> _What you need to do_
Look for the string "this" in the lines and copy each line that has it.

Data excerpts

******************************

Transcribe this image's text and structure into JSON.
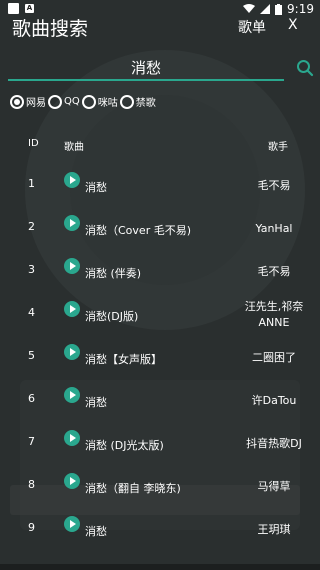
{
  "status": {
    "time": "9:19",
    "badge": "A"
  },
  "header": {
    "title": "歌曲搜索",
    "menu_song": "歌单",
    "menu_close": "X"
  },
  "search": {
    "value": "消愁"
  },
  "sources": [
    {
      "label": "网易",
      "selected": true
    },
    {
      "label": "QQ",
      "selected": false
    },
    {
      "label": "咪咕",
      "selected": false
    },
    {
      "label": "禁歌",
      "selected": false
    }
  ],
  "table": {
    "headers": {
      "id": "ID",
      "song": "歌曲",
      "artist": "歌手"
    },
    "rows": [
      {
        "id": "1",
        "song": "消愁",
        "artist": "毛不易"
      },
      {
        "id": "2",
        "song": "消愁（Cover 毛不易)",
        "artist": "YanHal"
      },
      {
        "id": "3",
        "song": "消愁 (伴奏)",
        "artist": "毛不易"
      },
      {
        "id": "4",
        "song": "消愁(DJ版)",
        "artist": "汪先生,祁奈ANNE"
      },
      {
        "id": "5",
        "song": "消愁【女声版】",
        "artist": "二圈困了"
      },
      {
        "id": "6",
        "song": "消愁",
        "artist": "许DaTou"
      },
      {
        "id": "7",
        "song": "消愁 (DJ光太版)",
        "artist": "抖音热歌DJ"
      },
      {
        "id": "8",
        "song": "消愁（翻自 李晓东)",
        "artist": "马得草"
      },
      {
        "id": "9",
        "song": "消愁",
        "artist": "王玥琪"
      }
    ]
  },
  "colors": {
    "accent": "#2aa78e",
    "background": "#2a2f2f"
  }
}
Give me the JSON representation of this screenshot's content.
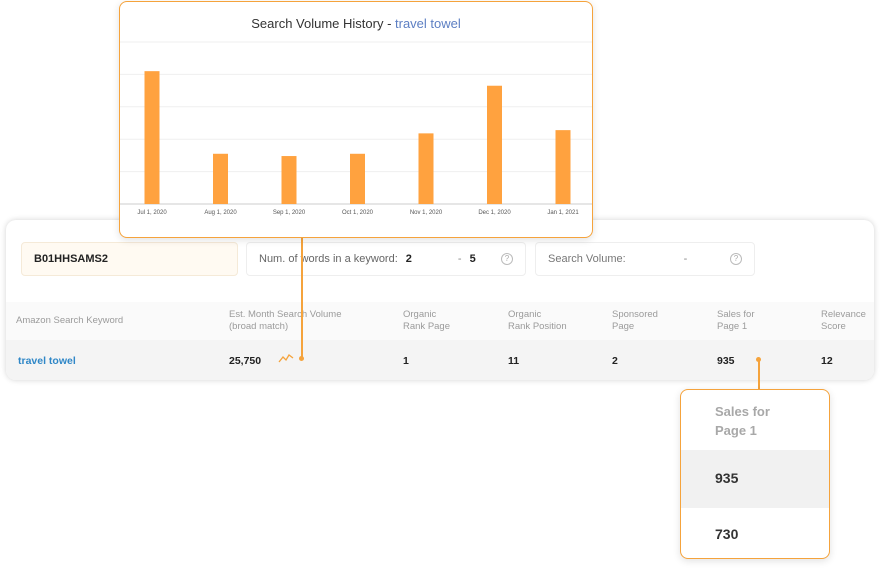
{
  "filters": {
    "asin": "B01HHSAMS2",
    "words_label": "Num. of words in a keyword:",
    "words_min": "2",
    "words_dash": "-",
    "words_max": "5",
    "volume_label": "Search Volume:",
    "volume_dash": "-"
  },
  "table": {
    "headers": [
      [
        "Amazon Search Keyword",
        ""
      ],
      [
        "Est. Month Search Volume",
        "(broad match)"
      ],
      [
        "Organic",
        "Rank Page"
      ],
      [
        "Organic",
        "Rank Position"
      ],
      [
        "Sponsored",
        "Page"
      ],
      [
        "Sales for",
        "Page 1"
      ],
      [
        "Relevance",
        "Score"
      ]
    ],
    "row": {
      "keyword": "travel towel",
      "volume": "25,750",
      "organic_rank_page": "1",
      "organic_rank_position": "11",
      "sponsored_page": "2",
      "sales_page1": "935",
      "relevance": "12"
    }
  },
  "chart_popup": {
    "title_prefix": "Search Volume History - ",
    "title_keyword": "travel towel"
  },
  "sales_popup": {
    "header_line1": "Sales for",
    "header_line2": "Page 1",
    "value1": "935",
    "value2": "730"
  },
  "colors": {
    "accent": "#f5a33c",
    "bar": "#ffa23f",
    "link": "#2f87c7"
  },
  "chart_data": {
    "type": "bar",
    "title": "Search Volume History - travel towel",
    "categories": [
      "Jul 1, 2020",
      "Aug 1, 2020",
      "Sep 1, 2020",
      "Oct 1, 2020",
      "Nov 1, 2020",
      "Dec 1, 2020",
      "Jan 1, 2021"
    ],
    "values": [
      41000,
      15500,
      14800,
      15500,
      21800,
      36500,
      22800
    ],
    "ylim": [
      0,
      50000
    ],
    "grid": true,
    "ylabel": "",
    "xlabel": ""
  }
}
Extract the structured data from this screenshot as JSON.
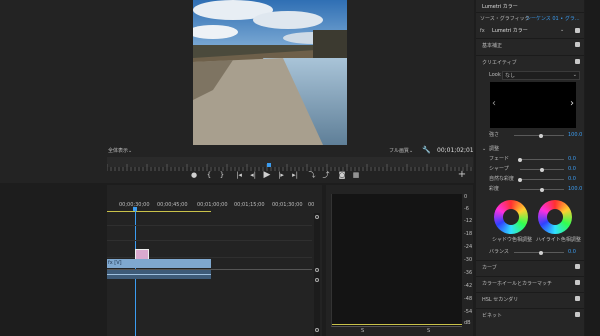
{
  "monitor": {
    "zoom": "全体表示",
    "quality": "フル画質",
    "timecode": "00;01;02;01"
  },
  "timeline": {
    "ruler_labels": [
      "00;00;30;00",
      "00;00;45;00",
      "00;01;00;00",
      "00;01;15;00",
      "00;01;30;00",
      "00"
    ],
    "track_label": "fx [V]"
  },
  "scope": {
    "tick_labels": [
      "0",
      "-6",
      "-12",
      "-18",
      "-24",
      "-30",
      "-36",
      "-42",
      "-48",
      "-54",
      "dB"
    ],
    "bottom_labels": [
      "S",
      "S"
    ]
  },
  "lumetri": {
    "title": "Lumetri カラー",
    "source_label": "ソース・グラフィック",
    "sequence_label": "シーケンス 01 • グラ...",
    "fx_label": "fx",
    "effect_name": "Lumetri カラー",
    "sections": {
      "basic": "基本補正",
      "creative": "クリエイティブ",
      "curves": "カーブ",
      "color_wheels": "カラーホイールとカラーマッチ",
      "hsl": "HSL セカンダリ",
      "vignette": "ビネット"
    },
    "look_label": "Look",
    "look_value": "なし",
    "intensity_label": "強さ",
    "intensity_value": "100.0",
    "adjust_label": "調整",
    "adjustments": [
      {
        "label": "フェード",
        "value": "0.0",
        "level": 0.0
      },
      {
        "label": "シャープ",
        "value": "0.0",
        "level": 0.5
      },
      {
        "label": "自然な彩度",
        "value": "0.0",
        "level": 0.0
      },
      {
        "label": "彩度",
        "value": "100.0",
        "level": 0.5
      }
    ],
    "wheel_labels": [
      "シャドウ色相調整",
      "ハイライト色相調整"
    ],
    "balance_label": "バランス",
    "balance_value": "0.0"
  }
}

******************************

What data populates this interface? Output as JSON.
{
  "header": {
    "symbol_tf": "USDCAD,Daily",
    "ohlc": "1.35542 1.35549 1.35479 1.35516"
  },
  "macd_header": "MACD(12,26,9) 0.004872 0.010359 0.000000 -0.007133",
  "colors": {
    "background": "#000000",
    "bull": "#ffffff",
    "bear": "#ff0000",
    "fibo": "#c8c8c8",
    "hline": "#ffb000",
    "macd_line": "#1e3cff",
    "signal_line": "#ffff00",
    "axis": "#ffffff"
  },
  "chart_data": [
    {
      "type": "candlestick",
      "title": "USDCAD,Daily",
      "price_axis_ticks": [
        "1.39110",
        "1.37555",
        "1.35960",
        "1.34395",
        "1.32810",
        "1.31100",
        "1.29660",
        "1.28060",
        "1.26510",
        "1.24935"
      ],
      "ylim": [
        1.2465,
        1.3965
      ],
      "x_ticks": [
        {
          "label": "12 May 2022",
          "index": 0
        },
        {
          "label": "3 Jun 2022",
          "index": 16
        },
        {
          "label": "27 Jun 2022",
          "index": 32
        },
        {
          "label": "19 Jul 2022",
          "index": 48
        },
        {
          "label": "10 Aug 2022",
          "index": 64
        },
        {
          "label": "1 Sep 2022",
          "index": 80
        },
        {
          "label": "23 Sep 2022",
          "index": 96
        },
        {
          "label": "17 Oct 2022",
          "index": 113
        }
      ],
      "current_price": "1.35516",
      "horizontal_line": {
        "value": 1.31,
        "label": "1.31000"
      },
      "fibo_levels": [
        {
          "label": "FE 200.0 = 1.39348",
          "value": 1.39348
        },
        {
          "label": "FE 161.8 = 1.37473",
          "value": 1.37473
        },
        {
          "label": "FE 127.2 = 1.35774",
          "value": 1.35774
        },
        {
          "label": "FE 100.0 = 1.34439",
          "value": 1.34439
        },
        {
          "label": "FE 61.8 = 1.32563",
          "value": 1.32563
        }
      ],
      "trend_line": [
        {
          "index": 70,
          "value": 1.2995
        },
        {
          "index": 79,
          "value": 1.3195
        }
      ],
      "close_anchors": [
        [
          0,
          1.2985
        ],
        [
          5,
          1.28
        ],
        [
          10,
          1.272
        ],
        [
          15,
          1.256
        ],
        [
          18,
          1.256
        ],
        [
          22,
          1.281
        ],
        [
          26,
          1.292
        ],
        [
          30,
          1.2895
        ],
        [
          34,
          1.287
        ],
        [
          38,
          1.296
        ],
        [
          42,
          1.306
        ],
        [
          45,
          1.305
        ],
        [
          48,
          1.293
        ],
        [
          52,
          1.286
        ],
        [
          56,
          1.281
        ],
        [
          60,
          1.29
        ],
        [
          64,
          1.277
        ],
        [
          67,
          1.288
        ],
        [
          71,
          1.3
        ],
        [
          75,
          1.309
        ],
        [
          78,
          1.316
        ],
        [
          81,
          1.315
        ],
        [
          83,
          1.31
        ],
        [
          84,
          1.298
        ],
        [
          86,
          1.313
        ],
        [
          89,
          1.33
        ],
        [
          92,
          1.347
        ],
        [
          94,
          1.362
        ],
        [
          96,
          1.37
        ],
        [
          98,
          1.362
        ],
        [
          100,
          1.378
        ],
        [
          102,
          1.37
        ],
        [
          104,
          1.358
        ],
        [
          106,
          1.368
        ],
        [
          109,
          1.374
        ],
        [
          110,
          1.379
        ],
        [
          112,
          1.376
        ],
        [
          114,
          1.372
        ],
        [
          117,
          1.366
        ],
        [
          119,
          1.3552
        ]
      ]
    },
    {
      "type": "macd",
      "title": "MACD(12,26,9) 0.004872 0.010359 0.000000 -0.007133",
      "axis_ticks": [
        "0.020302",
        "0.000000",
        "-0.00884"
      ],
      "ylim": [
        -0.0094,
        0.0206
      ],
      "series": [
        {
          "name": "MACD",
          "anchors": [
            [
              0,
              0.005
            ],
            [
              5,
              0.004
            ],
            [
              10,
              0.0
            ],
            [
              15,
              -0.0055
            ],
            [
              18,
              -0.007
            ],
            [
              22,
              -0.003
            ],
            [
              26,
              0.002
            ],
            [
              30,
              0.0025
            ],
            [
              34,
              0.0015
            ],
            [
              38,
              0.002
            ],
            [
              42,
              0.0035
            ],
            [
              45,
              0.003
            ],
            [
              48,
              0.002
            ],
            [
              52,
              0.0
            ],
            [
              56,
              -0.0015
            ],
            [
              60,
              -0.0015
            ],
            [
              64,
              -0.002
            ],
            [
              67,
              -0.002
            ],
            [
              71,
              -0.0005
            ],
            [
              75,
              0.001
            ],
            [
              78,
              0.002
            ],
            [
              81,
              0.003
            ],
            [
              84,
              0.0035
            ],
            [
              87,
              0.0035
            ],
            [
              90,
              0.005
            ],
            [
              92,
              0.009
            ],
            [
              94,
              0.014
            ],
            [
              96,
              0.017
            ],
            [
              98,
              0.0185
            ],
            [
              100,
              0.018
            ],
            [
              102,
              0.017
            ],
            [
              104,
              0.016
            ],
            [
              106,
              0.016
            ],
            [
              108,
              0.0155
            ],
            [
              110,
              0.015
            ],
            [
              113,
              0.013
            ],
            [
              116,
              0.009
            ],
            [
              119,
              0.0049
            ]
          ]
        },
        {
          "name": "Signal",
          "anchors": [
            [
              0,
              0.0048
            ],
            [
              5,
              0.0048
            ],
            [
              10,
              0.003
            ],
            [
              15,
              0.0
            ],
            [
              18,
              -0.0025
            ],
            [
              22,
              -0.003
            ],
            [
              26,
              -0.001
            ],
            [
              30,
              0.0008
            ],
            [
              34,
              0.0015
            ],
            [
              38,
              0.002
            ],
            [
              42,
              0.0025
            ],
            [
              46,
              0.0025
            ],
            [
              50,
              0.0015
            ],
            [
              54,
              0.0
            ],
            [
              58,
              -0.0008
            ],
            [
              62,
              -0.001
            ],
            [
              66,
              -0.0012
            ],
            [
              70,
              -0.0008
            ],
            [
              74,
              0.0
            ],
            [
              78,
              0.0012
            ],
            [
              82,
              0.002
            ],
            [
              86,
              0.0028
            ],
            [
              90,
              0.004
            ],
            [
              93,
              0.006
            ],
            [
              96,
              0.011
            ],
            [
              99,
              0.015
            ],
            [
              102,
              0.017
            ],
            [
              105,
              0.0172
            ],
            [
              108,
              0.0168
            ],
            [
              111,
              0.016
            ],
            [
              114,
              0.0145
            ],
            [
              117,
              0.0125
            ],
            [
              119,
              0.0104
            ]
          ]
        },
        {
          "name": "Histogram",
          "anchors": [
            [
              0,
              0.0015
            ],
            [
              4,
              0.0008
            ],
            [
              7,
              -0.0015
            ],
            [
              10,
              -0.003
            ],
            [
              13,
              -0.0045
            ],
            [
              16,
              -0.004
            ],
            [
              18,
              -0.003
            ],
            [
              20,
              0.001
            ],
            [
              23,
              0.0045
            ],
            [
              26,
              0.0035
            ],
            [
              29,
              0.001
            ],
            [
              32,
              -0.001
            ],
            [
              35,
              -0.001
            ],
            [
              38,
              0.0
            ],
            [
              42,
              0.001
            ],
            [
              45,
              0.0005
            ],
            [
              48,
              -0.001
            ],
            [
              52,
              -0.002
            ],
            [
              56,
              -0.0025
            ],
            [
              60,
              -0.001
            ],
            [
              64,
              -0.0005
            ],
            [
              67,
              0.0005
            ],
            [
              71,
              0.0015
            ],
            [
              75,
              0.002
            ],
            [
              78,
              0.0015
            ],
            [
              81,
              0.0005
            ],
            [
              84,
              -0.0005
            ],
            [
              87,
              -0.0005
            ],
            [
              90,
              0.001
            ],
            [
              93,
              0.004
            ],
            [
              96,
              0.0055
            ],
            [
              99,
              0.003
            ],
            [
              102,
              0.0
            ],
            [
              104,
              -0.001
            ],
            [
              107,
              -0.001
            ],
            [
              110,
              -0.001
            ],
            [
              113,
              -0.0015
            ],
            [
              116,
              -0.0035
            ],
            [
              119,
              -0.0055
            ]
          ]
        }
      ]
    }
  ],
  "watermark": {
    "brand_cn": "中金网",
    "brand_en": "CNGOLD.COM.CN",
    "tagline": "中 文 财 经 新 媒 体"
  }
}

******************************

> _Result_
Transcribe this image's text and structure into JSON.
Give me the JSON representation of this screenshot's content.
Extract the structured data from this screenshot as JSON.
What data populates this interface? Output as JSON.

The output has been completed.